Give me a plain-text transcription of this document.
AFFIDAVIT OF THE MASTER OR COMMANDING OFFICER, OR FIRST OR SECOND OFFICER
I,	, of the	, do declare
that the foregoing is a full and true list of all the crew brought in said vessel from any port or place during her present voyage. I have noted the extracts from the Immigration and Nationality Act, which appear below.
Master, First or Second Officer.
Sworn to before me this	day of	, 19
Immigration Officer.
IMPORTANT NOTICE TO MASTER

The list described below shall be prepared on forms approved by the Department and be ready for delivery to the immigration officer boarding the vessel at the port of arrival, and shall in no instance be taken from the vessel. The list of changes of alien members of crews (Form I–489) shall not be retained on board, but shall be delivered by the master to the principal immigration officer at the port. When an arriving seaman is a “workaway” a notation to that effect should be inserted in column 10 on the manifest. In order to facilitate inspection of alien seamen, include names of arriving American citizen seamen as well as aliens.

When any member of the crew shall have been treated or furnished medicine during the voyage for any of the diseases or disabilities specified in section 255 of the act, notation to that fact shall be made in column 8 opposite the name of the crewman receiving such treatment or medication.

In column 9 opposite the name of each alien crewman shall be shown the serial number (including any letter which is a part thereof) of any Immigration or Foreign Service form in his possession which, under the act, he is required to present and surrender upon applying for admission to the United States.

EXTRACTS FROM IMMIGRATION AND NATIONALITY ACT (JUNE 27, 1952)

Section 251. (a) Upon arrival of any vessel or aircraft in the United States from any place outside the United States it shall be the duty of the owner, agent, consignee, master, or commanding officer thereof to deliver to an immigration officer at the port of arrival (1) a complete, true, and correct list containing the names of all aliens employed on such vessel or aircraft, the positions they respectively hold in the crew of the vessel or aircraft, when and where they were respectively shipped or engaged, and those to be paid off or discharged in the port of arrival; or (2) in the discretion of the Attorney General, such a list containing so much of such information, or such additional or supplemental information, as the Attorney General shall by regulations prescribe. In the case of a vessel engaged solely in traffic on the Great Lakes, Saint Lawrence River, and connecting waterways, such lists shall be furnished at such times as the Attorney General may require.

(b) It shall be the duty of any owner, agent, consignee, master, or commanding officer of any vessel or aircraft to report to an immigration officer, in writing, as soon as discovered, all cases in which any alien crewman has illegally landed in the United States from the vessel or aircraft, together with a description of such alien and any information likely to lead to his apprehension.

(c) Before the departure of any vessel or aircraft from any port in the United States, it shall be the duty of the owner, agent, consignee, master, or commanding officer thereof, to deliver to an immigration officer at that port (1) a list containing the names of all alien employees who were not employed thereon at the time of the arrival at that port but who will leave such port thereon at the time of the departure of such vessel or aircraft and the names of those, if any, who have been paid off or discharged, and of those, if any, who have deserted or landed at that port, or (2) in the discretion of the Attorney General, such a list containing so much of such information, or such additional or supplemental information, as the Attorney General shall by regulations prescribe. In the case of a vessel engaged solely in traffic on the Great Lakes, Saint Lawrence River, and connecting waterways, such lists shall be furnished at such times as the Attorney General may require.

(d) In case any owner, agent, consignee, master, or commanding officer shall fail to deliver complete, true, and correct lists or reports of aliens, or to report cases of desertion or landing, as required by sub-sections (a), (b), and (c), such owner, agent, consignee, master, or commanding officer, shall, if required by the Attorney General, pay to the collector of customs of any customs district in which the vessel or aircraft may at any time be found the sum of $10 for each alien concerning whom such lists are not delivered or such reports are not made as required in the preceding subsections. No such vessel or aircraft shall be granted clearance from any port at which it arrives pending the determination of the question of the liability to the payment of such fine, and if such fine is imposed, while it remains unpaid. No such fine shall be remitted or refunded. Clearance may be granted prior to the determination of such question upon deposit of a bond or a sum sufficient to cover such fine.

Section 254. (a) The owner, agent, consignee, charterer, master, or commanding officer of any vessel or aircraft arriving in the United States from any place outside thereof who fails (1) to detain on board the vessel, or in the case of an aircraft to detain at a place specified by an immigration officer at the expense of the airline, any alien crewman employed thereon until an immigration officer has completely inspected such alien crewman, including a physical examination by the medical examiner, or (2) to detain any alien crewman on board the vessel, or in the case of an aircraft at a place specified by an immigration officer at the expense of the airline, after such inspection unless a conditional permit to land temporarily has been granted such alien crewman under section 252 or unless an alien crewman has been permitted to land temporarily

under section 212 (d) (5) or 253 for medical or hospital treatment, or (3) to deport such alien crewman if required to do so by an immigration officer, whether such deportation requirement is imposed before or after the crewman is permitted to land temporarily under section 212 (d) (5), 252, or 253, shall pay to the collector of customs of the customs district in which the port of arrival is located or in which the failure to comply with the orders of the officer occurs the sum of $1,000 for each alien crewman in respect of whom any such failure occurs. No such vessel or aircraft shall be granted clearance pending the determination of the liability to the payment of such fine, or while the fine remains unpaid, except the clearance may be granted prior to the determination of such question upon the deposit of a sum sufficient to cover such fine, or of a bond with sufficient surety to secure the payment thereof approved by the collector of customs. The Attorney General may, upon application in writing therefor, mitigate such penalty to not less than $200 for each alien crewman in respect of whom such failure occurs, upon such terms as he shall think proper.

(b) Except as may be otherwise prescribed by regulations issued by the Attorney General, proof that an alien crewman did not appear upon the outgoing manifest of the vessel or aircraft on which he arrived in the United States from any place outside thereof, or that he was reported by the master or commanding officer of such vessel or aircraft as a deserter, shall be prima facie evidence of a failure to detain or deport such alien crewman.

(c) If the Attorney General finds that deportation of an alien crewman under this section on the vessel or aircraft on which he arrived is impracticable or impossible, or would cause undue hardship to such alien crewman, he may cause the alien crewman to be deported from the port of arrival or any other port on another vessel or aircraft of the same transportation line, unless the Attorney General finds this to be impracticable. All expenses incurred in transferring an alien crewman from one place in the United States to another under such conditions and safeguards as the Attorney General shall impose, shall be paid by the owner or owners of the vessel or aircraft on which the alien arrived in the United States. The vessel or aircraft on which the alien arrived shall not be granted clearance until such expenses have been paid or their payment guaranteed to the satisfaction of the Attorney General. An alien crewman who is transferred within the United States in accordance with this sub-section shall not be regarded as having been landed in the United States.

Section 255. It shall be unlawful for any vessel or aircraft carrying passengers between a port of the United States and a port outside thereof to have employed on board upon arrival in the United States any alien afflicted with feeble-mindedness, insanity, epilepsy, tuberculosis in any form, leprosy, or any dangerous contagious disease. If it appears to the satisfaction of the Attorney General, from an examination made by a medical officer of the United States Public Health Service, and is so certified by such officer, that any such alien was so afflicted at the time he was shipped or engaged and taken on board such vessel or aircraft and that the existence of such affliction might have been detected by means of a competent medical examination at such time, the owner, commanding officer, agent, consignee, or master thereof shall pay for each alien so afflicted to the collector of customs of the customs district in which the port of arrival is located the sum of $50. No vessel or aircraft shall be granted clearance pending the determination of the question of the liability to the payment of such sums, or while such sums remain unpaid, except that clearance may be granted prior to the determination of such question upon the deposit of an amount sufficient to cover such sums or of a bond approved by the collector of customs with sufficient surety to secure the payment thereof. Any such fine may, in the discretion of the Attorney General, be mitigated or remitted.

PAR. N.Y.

> _DIRECTIVE_
Within the entries above, report how many lines include "taken", and keep the answer to the number.

> _PROBLEM SOLUTION_
2